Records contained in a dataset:

┄┄┄┄┄┄┄┄┄┄┄┄┄┄┄┄┄┄┄┄

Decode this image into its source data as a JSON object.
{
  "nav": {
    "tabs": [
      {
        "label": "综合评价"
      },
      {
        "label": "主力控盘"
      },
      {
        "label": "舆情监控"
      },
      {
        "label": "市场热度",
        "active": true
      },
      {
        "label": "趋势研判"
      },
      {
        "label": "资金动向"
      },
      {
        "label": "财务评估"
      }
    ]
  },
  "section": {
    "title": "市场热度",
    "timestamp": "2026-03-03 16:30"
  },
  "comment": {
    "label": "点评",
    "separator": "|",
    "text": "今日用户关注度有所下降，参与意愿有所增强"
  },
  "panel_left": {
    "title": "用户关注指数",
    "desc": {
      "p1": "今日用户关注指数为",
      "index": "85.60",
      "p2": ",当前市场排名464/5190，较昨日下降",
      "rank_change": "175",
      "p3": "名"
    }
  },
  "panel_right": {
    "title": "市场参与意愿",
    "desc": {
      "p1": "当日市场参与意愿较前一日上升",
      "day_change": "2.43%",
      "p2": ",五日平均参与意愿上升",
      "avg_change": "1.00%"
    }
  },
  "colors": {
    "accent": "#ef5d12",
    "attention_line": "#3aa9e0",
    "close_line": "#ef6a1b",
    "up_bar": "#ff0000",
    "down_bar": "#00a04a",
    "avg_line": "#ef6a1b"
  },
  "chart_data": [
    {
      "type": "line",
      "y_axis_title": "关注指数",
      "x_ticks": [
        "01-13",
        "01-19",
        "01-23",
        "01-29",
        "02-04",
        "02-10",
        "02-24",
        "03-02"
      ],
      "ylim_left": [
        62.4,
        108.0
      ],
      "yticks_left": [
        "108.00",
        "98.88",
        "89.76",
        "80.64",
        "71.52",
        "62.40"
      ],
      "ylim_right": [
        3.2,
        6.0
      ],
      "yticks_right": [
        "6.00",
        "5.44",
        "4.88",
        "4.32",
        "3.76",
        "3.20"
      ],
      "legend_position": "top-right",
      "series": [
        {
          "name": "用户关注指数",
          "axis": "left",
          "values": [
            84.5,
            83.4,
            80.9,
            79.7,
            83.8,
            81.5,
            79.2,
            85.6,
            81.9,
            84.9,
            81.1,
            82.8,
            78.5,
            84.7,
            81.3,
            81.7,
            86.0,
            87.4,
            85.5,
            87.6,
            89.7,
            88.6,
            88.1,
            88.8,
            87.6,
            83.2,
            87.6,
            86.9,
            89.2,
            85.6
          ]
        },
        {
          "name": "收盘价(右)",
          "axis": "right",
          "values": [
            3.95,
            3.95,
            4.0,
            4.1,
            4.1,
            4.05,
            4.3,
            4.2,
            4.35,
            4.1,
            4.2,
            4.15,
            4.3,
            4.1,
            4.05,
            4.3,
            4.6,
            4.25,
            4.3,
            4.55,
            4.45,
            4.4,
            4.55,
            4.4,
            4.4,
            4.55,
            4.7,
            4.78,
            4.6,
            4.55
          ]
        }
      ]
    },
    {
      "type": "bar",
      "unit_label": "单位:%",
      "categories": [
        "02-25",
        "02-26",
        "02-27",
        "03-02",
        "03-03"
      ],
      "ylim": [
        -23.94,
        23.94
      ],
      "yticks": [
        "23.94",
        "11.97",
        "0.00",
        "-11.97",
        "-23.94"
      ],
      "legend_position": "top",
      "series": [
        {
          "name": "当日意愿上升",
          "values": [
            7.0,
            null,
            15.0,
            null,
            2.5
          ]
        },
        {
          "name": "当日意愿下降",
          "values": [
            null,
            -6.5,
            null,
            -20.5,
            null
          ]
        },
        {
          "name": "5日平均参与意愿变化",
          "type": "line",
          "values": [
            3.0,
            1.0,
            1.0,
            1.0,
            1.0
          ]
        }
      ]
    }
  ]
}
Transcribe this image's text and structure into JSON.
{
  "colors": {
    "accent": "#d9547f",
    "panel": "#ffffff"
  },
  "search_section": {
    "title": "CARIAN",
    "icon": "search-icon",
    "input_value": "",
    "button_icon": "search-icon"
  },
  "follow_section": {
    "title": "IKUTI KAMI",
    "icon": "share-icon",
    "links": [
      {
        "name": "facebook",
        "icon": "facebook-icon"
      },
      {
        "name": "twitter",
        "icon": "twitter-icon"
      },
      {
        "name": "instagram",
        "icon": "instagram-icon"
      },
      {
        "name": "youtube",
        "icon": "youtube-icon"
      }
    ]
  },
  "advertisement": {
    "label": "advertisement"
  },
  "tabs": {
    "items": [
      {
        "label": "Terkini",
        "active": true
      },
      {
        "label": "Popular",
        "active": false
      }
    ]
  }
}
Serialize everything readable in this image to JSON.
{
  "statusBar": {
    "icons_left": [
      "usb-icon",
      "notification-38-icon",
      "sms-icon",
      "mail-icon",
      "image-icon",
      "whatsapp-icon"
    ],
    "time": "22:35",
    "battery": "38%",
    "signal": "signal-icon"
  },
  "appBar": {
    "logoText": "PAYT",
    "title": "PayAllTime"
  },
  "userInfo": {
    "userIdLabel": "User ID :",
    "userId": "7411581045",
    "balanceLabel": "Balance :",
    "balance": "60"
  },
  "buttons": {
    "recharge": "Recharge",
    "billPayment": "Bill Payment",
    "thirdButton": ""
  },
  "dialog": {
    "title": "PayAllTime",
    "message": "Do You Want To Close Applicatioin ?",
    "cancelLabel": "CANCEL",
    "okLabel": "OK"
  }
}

┄┄┄┄┄┄┄┄┄┄┄┄┄┄┄┄┄┄┄┄

OBJECTIVE: Write out, word for word, the line containing "Serialize everything readable" and every line after it to the end of the data above.

TASK SOLUTION:
Serialize everything readable in this image to JSON.
{
  "statusBar": {
    "icons_left": [
      "usb-icon",
      "notification-38-icon",
      "sms-icon",
      "mail-icon",
      "image-icon",
      "whatsapp-icon"
    ],
    "time": "22:35",
    "battery": "38%",
    "signal": "signal-icon"
  },
  "appBar": {
    "logoText": "PAYT",
    "title": "PayAllTime"
  },
  "userInfo": {
    "userIdLabel": "User ID :",
    "userId": "7411581045",
    "balanceLabel": "Balance :",
    "balance": "60"
  },
  "buttons": {
    "recharge": "Recharge",
    "billPayment": "Bill Payment",
    "thirdButton": ""
  },
  "dialog": {
    "title": "PayAllTime",
    "message": "Do You Want To Close Applicatioin ?",
    "cancelLabel": "CANCEL",
    "okLabel": "OK"
  }
}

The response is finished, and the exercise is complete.